:: Direction ::
Look for "name" in each line of the entries, and return the matching lines.

Figure record extracts
------------------------------
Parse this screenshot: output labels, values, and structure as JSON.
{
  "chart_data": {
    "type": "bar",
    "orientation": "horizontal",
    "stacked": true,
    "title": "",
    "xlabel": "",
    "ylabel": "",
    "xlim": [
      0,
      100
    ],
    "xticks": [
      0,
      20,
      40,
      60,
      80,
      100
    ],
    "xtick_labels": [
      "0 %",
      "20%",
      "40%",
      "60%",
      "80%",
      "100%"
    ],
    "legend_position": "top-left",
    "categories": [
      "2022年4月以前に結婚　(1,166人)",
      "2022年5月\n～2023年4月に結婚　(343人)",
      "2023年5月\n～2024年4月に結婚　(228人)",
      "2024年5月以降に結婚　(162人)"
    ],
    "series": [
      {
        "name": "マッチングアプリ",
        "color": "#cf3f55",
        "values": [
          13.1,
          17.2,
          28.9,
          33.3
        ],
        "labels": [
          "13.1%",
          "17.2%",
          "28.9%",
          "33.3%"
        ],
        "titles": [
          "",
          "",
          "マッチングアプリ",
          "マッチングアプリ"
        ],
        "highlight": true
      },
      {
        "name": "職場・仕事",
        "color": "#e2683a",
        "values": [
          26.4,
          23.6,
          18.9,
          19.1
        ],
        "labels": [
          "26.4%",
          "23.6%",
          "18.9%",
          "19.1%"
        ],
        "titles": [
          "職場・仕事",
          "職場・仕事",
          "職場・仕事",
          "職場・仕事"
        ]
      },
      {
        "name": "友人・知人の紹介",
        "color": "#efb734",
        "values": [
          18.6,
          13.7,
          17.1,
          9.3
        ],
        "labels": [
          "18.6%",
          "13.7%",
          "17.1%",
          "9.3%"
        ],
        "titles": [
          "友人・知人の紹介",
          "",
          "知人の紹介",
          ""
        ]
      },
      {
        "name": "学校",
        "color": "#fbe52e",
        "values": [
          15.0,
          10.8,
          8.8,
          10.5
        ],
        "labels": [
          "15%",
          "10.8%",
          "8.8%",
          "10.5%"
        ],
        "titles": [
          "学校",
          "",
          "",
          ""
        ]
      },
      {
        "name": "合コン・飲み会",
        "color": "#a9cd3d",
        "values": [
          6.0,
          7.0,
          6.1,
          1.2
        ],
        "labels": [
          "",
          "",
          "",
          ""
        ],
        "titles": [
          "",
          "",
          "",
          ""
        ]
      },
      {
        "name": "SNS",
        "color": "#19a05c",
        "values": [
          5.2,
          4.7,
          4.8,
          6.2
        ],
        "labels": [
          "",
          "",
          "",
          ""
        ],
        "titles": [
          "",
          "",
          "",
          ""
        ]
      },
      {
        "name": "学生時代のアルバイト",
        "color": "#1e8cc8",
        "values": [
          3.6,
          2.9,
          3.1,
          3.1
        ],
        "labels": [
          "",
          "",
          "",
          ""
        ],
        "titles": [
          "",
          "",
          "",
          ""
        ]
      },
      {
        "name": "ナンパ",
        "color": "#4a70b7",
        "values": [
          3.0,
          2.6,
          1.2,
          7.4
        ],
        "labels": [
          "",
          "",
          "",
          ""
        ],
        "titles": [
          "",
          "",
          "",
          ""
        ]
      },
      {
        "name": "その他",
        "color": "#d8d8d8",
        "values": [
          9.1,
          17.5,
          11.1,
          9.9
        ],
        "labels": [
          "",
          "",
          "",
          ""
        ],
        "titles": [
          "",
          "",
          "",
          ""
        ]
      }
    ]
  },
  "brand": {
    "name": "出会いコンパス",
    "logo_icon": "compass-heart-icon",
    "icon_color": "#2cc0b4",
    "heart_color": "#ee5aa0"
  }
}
------------------------------
:: Full response ::
        "name": "マッチングアプリ",
        "name": "職場・仕事",
        "name": "友人・知人の紹介",
        "name": "学校",
        "name": "合コン・飲み会",
        "name": "SNS",
        "name": "学生時代のアルバイト",
        "name": "ナンパ",
        "name": "その他",
    "name": "出会いコンパス",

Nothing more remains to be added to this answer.